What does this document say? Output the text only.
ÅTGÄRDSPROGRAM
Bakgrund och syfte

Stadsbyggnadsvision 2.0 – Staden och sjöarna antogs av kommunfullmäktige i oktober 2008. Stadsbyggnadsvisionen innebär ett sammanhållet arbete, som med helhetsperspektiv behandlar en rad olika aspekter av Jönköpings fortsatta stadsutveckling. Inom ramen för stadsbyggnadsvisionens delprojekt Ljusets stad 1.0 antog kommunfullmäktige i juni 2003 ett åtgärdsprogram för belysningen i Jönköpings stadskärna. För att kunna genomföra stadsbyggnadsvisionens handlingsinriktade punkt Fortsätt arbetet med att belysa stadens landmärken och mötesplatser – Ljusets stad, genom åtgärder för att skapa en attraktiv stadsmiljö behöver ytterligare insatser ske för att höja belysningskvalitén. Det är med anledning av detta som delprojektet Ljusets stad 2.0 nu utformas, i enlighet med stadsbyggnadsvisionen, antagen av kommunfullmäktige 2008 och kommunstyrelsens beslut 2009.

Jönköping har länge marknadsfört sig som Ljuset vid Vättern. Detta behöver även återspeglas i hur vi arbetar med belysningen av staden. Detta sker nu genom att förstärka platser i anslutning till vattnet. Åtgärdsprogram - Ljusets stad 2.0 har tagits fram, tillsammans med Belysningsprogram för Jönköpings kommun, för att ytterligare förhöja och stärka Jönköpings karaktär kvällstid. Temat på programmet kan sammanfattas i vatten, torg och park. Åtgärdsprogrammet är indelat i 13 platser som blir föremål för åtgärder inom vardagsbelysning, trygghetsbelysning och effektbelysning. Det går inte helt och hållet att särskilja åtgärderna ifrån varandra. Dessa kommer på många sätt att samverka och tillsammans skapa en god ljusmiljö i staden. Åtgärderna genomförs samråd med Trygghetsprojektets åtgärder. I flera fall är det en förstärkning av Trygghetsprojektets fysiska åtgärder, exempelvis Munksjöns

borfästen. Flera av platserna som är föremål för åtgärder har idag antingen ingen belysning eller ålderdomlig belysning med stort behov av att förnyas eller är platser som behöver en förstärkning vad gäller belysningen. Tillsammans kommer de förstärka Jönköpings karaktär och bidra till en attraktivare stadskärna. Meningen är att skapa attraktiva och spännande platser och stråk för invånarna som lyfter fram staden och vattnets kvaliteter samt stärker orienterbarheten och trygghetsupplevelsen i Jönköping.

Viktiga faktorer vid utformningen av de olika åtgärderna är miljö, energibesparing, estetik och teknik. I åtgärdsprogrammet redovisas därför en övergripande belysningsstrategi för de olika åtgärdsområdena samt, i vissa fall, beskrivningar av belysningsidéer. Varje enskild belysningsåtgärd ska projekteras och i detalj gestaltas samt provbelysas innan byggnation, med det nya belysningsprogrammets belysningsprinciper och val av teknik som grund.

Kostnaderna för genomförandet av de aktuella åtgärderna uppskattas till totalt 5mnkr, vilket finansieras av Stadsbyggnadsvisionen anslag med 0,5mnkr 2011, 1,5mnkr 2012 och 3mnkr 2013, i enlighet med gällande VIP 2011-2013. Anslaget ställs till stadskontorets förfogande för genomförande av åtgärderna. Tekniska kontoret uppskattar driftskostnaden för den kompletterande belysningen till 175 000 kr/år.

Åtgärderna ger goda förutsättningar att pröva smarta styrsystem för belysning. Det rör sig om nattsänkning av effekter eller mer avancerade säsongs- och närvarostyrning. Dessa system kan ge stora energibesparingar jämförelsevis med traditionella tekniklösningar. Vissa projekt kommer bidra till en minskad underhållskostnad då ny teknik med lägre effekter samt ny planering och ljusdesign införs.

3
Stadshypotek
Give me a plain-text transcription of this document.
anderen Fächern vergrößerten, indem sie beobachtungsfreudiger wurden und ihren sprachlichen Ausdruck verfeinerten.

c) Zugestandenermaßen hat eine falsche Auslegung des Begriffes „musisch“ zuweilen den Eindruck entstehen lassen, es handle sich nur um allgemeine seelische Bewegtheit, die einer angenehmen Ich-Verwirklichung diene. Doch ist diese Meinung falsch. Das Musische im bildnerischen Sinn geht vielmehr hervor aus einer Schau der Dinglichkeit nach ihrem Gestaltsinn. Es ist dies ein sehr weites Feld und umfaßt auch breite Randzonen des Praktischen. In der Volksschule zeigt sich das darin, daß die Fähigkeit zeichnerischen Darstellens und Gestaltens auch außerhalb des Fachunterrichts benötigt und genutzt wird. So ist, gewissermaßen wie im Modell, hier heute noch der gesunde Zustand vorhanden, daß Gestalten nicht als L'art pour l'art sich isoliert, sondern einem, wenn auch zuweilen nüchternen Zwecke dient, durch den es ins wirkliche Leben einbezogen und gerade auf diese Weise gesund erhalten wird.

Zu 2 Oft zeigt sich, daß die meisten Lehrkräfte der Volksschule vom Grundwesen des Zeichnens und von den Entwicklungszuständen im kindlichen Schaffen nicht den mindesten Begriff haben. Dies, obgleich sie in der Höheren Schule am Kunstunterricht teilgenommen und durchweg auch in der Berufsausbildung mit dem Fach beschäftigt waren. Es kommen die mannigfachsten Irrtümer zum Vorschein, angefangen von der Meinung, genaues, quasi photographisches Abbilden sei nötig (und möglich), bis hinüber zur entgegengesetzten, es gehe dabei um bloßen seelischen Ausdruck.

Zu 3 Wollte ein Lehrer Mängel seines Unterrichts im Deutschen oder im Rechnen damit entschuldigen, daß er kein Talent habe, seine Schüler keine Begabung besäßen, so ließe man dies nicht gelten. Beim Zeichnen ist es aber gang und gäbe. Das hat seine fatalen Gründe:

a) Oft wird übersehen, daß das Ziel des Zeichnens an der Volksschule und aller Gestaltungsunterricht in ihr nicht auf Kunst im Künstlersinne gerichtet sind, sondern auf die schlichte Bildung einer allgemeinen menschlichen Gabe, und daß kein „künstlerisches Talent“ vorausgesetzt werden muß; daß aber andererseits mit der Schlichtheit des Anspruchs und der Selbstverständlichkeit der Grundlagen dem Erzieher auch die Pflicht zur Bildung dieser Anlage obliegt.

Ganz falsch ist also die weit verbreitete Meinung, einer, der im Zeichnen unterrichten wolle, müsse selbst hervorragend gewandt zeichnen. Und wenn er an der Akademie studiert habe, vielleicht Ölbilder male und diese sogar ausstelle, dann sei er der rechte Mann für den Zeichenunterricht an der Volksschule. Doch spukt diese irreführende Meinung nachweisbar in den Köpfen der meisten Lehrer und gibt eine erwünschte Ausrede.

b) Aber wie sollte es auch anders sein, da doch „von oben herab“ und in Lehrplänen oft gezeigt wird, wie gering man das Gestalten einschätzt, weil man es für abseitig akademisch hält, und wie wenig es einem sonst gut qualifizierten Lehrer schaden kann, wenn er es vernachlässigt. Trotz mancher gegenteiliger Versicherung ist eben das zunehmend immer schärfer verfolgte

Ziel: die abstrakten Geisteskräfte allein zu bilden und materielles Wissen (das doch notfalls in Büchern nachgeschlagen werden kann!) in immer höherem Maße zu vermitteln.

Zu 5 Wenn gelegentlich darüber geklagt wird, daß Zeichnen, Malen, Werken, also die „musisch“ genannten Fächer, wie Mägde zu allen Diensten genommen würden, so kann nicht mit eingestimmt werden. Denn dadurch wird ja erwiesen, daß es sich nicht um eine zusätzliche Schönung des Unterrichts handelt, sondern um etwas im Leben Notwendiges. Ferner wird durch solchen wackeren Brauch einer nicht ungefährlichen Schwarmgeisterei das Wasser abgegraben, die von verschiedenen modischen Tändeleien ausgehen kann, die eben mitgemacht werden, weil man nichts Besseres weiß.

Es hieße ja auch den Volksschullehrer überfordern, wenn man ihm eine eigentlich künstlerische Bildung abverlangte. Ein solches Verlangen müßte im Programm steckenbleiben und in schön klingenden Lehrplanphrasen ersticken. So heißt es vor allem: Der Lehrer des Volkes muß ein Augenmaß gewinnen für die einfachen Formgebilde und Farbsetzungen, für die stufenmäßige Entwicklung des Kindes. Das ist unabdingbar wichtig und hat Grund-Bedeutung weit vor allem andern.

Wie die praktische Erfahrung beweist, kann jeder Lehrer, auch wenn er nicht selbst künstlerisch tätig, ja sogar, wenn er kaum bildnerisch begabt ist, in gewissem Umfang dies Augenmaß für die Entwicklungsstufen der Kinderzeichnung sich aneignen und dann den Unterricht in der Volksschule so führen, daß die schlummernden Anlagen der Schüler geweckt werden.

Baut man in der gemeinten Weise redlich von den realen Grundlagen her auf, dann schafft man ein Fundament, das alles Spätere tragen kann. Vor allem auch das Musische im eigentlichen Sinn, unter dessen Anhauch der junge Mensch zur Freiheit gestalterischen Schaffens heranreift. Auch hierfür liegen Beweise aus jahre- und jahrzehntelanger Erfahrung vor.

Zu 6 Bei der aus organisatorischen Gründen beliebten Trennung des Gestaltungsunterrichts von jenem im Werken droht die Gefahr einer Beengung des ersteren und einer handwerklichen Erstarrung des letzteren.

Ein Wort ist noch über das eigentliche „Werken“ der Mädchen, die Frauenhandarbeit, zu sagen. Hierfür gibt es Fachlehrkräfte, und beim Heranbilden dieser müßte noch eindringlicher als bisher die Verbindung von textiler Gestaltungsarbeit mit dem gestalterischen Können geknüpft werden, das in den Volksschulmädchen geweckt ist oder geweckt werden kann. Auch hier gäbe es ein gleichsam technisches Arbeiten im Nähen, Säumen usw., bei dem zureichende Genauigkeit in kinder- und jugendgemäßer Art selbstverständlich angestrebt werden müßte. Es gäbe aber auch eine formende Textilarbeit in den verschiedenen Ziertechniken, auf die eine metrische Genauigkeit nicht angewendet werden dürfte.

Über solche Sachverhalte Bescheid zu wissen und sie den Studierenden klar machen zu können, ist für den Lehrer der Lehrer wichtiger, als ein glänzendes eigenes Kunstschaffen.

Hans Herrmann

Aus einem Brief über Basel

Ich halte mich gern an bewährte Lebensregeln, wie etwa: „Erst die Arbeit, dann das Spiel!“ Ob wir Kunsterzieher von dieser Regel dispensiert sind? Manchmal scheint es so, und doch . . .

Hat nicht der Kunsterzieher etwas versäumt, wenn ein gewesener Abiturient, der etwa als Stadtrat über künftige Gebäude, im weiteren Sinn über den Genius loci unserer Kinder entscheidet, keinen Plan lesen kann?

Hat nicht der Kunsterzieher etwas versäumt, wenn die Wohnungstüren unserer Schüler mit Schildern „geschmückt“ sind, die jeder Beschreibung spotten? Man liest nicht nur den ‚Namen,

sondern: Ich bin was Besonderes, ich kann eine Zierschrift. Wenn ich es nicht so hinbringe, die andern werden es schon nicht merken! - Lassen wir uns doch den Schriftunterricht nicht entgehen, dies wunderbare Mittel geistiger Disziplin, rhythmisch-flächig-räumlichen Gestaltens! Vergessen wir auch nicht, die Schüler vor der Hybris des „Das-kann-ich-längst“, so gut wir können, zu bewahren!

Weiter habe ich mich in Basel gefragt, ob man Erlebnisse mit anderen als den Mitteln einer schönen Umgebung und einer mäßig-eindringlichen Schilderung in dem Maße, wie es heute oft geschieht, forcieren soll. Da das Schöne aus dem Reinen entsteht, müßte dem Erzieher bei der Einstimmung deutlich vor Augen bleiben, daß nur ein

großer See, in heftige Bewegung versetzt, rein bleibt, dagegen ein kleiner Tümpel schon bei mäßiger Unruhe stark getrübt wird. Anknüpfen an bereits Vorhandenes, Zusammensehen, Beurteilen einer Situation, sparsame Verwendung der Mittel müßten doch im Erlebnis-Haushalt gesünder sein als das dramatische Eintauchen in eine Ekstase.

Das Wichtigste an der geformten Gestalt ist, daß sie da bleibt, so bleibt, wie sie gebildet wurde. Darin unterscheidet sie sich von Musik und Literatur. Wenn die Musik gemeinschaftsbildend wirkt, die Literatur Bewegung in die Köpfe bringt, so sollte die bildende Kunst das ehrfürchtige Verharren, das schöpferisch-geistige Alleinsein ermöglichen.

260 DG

(Work instruction) Look through the data above and return each line where the string "anderen" occurs.

(Your response)
anderen Fächern vergrößerten, indem sie beobachtungsfreudiger wurden und ihren sprachlichen Ausdruck verfeinerten.
Weiter habe ich mich in Basel gefragt, ob man Erlebnisse mit anderen als den Mitteln einer schönen Umgebung und einer mäßig-eindringlichen Schilderung in dem Maße, wie es heute oft geschieht, forcieren soll. Da das Schöne aus dem Reinen entsteht, müßte dem Erzieher bei der Einstimmung deutlich vor Augen bleiben, daß nur ein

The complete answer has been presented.